-- start Records for the exercise --

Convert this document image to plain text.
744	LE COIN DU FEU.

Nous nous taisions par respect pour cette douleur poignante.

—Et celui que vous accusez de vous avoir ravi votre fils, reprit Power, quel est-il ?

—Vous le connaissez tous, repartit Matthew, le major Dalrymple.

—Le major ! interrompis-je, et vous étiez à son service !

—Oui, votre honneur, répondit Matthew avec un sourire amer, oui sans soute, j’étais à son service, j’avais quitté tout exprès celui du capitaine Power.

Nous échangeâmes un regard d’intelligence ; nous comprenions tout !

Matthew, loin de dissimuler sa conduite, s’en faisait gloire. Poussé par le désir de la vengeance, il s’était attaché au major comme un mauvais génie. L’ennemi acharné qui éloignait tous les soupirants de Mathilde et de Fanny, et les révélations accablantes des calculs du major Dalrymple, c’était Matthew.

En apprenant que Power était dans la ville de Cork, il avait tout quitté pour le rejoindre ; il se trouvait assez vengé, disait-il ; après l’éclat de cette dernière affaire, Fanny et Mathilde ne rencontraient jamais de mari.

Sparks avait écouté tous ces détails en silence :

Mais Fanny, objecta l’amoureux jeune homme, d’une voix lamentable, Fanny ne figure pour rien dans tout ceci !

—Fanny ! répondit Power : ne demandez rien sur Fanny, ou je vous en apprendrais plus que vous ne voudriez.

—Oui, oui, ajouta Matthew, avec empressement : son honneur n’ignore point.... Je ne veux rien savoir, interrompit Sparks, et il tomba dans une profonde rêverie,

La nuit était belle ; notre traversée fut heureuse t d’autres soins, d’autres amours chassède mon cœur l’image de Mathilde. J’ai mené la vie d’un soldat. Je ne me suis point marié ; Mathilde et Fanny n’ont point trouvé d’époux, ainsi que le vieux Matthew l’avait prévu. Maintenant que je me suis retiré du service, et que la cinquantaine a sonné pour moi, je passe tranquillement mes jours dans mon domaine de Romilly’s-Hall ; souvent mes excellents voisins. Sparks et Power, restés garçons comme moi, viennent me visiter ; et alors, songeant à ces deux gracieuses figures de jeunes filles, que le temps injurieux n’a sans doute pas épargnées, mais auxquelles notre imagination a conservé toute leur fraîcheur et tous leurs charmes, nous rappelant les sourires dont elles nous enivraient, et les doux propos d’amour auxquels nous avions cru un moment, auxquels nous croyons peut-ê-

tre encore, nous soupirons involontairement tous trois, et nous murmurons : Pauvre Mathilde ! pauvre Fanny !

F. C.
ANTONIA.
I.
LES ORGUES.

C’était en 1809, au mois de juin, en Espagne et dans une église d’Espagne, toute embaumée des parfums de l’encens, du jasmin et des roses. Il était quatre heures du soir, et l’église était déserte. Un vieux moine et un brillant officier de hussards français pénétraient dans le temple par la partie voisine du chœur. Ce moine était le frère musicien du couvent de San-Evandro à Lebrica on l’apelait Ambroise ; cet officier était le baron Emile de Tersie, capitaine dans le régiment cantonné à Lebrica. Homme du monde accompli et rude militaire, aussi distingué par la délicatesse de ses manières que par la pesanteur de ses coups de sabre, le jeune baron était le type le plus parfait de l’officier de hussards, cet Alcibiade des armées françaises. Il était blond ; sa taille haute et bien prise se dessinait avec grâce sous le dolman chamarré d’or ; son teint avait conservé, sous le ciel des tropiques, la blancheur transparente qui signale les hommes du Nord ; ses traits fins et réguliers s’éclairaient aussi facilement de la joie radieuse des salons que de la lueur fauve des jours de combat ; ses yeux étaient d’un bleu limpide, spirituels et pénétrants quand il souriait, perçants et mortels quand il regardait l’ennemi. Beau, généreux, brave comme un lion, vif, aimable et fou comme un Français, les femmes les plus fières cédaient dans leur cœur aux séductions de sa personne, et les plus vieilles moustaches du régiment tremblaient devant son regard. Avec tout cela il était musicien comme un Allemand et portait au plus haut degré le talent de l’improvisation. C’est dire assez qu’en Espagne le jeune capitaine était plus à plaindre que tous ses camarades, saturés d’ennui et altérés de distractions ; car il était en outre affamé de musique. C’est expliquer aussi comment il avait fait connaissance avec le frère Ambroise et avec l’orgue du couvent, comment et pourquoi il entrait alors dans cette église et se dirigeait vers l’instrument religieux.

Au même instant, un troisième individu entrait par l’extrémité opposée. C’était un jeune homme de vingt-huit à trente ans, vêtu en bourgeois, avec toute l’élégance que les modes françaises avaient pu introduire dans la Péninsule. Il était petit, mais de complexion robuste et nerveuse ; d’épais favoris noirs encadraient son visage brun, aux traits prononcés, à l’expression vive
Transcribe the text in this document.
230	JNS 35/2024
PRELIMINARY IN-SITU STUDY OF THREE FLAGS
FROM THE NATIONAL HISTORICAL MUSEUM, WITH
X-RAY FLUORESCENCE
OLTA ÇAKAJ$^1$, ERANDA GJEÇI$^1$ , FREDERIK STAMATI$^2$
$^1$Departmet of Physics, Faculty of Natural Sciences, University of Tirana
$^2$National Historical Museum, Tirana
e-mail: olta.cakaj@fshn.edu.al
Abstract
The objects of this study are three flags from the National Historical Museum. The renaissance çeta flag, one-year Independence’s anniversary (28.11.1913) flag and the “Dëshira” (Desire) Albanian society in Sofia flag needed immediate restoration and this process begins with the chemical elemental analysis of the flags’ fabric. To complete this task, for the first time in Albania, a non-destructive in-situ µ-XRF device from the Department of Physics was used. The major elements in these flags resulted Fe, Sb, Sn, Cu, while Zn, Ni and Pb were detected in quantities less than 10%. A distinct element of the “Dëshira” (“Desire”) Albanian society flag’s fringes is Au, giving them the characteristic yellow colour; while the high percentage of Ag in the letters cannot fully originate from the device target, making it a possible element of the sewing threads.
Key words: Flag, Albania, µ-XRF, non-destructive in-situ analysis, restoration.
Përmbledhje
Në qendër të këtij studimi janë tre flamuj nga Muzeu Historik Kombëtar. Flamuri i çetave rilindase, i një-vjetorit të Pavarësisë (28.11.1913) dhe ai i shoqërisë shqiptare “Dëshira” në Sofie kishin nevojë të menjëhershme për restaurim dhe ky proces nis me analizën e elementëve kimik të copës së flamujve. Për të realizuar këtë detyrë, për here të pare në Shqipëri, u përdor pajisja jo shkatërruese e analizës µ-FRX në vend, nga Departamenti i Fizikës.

-- end Records for the exercise --

Select every line of the records holding the string "text".

Convert this document image to plain text.
Transcribe the text in this document.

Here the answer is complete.